- Problem to solve:
Look through the lines and report how many include the word "name", giving nothing but the number.

- Given data:
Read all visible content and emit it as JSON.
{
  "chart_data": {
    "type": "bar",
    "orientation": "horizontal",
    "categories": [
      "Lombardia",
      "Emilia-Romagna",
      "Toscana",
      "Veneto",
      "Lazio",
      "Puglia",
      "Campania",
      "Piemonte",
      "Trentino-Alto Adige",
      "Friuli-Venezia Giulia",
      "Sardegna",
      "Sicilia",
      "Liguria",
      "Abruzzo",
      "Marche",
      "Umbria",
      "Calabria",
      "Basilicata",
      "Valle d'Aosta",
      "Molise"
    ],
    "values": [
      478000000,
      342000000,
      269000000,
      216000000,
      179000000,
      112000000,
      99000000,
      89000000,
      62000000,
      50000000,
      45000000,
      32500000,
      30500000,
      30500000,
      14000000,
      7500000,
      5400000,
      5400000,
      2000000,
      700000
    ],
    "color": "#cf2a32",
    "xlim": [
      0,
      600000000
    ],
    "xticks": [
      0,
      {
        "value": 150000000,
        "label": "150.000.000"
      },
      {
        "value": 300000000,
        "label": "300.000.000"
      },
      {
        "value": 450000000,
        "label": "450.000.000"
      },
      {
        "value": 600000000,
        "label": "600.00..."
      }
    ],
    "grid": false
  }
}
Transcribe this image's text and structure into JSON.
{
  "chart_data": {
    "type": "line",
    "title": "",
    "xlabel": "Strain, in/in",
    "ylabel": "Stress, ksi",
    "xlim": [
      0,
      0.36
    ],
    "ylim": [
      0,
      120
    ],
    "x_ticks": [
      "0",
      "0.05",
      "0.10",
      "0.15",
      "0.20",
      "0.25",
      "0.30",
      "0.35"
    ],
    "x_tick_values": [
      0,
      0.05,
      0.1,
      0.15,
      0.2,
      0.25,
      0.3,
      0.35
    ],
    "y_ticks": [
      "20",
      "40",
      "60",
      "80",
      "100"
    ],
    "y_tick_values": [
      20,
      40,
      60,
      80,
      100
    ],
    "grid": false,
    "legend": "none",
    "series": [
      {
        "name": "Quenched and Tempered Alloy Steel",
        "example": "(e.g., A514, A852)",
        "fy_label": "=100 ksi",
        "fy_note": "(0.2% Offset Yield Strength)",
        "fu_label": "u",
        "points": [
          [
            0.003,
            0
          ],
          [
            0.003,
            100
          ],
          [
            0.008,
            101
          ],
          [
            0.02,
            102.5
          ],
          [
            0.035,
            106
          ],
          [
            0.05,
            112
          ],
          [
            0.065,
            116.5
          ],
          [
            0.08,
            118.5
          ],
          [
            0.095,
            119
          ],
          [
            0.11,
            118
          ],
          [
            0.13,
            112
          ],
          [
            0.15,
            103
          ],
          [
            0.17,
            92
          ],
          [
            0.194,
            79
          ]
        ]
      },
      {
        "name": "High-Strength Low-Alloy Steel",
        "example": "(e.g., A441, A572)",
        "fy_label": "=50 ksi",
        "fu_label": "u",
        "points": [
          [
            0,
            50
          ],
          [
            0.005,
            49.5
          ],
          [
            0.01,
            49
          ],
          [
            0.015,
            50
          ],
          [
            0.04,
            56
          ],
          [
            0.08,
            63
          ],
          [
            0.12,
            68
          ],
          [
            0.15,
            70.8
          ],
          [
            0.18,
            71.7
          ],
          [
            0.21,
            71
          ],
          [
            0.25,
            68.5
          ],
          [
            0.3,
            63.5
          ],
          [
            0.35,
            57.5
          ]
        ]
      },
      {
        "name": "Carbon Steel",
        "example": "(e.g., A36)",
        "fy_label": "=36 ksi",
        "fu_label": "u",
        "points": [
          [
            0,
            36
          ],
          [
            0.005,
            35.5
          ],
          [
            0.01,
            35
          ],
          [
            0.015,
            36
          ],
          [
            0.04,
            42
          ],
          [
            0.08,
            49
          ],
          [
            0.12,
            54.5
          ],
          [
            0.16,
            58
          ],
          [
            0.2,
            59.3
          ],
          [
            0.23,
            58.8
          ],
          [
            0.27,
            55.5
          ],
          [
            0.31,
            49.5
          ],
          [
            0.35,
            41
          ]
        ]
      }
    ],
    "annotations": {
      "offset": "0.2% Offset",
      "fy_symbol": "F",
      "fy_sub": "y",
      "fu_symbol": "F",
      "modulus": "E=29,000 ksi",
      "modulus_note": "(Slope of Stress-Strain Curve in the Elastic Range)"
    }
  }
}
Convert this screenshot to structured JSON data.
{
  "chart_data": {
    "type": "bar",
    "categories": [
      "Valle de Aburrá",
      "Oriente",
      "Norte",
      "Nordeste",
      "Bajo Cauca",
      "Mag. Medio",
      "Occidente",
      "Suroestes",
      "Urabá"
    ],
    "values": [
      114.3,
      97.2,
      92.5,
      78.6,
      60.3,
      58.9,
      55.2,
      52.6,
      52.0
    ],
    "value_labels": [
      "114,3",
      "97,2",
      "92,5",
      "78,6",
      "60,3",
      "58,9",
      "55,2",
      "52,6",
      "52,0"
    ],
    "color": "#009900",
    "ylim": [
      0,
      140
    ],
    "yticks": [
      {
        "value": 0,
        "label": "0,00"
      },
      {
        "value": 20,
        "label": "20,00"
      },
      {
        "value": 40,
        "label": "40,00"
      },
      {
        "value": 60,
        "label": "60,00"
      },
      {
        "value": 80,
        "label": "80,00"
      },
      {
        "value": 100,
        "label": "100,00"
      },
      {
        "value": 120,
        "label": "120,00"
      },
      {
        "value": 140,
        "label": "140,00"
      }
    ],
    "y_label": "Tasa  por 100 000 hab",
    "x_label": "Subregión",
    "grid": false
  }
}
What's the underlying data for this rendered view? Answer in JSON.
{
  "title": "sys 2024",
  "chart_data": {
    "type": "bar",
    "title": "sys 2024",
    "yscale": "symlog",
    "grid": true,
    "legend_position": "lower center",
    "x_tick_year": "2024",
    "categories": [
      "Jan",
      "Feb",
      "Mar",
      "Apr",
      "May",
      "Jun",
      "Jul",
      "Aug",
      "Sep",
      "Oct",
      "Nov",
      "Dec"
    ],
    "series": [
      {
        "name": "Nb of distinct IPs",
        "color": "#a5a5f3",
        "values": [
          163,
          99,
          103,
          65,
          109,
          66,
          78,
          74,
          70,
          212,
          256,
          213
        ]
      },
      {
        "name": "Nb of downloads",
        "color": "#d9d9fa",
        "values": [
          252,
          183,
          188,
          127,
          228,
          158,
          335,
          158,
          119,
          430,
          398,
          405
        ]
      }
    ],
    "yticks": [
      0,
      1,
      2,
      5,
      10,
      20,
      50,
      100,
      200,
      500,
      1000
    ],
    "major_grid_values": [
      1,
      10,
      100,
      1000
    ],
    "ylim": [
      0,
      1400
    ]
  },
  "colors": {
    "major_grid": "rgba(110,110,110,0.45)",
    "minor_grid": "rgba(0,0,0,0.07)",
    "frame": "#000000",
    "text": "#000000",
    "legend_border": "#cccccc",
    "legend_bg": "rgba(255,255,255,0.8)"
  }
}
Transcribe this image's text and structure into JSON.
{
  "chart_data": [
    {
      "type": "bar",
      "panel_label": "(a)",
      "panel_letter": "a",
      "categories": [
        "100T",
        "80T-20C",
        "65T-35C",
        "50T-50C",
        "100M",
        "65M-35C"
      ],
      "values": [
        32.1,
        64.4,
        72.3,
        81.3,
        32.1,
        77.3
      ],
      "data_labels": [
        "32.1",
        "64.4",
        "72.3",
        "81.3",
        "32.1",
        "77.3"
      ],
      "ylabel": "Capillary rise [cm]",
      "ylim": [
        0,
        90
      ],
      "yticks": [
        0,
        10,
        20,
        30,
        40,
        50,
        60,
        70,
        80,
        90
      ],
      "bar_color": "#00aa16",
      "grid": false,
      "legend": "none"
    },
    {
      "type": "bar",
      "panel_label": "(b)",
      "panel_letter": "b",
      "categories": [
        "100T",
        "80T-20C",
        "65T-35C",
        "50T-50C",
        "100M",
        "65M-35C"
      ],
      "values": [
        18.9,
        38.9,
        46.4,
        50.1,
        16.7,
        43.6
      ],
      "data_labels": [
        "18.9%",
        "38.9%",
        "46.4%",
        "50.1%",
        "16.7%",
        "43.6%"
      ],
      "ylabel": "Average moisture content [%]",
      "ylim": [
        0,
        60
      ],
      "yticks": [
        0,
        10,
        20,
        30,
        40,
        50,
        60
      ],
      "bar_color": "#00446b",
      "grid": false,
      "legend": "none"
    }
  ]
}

- Reply:
5